# Exercise input:
· · · · ·
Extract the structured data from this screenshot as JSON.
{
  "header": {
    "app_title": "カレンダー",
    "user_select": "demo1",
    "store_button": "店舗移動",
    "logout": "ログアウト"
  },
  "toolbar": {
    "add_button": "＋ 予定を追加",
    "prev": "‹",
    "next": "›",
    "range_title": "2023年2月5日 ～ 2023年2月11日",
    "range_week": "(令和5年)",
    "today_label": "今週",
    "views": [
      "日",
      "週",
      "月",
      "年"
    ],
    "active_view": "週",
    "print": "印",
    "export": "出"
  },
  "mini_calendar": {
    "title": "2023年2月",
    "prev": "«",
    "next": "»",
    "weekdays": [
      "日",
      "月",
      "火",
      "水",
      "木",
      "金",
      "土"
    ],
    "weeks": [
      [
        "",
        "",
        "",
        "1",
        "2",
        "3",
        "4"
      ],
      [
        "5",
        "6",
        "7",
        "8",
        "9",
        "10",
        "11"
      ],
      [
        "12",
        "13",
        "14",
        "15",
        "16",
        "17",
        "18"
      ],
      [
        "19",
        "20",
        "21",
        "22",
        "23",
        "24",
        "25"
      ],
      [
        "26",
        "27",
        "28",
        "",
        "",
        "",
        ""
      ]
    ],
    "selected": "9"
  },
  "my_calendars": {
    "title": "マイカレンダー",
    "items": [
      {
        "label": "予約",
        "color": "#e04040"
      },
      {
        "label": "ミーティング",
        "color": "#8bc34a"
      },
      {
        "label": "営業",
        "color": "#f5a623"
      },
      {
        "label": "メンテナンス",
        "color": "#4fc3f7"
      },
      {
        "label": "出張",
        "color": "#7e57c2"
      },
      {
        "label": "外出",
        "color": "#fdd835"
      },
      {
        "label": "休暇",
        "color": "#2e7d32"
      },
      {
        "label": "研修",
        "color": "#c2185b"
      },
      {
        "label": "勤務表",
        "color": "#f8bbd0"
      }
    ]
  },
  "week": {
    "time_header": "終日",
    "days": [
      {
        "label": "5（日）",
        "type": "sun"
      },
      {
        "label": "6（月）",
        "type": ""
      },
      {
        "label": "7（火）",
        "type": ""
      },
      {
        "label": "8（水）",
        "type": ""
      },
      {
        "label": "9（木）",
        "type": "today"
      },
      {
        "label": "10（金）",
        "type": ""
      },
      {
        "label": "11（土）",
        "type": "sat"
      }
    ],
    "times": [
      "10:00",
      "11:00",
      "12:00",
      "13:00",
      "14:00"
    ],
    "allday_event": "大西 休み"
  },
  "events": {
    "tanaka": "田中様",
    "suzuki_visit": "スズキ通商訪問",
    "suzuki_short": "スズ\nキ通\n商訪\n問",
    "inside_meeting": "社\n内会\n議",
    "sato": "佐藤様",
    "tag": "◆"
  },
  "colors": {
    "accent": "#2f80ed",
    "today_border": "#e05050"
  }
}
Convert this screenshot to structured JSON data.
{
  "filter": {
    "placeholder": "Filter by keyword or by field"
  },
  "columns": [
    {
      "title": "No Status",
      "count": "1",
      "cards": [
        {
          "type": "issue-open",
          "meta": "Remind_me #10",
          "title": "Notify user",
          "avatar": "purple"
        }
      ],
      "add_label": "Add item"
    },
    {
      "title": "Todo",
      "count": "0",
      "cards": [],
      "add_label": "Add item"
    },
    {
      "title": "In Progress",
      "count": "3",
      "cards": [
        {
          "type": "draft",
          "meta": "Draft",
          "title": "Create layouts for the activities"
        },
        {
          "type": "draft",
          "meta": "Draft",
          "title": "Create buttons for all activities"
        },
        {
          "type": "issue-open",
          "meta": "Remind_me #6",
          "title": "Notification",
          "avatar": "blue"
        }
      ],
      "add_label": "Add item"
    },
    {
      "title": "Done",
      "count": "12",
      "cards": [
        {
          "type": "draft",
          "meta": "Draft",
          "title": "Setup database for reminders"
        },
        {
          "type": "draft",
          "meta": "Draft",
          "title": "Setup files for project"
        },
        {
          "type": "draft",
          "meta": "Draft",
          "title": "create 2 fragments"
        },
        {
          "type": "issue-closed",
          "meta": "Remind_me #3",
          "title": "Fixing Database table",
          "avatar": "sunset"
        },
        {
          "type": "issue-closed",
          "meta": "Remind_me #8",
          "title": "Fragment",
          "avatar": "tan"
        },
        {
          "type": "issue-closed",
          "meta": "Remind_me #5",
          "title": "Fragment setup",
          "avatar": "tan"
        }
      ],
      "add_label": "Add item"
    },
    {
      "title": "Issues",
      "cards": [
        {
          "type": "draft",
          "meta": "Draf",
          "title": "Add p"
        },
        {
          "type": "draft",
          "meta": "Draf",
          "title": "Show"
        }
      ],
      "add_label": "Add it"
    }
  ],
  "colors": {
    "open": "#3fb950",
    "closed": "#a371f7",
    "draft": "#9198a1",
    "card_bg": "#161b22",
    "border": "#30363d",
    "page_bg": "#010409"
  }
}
· · · · ·
# Task to complete:
Find each line that has the word "avatar", then copy it out.

# Output:
          "avatar": "purple"
          "avatar": "blue"
          "avatar": "sunset"
          "avatar": "tan"
          "avatar": "tan"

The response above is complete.